Task material —
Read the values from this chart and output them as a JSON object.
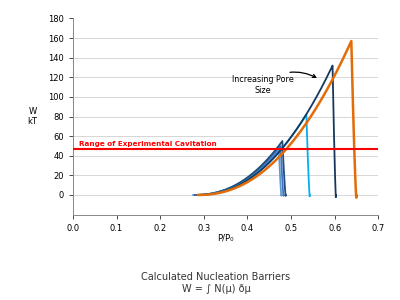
{
  "title_line1": "Calculated Nucleation Barriers",
  "title_line2": "W = ∫ N(μ) ðμ",
  "xlabel": "P/P₀",
  "ylabel": "W\nkT",
  "xlim": [
    0,
    0.7
  ],
  "ylim": [
    -20,
    180
  ],
  "yticks": [
    0,
    20,
    40,
    60,
    80,
    100,
    120,
    140,
    160,
    180
  ],
  "xticks": [
    0,
    0.1,
    0.2,
    0.3,
    0.4,
    0.5,
    0.6,
    0.7
  ],
  "red_line_y": 47,
  "red_line_label": "Range of Experimental Cavitation",
  "annotation_text": "Increasing Pore\nSize",
  "curves": [
    {
      "start": 0.275,
      "peak_x": 0.472,
      "peak_y": 46,
      "end_drop": 0.478,
      "color": "#5B9BD5",
      "lw": 1.3
    },
    {
      "start": 0.278,
      "peak_x": 0.476,
      "peak_y": 50,
      "end_drop": 0.483,
      "color": "#4472C4",
      "lw": 1.3
    },
    {
      "start": 0.28,
      "peak_x": 0.48,
      "peak_y": 55,
      "end_drop": 0.488,
      "color": "#1F4E79",
      "lw": 1.3
    },
    {
      "start": 0.282,
      "peak_x": 0.535,
      "peak_y": 82,
      "end_drop": 0.543,
      "color": "#00B0F0",
      "lw": 1.3
    },
    {
      "start": 0.284,
      "peak_x": 0.595,
      "peak_y": 132,
      "end_drop": 0.603,
      "color": "#17375E",
      "lw": 1.3
    },
    {
      "start": 0.286,
      "peak_x": 0.638,
      "peak_y": 157,
      "end_drop": 0.65,
      "color": "#E36C09",
      "lw": 1.8
    }
  ],
  "background_color": "#FFFFFF",
  "grid_color": "#D0D0D0"
}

The problem —
Pick out every line of the listing containing the word "start", and show those lines.

Final answer —
      "start": 0.275,
      "start": 0.278,
      "start": 0.28,
      "start": 0.282,
      "start": 0.284,
      "start": 0.286,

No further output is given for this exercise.